SUPPLIED RECORDS »
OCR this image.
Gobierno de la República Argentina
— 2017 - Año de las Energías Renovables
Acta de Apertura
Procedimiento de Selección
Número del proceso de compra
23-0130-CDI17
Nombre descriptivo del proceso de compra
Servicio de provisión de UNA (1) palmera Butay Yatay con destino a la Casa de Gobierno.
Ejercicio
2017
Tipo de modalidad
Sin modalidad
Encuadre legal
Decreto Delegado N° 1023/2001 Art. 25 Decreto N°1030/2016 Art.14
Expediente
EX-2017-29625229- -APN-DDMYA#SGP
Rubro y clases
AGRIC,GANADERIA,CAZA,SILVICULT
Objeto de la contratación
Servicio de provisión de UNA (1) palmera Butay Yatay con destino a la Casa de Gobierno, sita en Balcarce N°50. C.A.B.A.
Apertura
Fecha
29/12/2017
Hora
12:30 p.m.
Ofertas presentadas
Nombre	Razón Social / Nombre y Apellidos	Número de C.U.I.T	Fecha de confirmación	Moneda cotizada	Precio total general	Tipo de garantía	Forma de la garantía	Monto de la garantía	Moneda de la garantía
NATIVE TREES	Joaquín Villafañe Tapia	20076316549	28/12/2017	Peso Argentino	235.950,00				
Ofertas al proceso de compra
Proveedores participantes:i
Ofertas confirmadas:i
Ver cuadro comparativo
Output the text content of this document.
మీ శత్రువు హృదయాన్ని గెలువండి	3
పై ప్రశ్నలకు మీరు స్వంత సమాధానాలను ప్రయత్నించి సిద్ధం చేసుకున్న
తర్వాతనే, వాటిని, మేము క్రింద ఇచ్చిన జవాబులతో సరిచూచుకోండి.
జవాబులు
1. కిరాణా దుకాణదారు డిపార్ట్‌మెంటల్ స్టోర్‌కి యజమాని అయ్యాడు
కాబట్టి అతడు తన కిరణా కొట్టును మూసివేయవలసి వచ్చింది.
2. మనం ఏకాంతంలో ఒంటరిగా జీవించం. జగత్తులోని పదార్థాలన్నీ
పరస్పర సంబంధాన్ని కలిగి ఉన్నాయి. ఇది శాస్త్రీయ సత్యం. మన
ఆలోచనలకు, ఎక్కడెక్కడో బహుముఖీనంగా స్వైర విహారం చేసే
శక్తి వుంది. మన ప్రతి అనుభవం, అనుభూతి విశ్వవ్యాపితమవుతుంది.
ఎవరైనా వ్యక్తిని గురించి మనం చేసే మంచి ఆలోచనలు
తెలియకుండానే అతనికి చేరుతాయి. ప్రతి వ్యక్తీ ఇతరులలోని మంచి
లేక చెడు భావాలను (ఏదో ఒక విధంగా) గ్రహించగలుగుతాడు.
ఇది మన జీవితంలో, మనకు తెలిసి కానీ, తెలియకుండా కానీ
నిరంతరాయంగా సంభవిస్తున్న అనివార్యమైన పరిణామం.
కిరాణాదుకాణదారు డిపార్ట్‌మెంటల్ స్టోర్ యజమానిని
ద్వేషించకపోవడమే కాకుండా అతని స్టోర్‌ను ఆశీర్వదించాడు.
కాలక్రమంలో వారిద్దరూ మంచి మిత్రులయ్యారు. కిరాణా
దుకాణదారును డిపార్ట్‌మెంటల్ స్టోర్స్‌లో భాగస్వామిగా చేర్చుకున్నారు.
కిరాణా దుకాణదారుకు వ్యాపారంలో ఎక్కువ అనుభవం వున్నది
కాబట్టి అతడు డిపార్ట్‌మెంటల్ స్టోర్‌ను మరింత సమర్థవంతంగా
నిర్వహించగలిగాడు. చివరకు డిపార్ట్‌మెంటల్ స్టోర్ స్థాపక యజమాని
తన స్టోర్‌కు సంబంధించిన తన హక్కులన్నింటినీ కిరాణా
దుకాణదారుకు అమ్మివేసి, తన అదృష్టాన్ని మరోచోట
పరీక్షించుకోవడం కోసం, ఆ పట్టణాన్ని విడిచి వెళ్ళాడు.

TASK REQUIREMENTS »
Return each line that includes "Gobierno".

WRITTEN ANSWER »
Gobierno de la República Argentina
Servicio de provisión de UNA (1) palmera Butay Yatay con destino a la Casa de Gobierno.
Servicio de provisión de UNA (1) palmera Butay Yatay con destino a la Casa de Gobierno, sita en Balcarce N°50. C.A.B.A.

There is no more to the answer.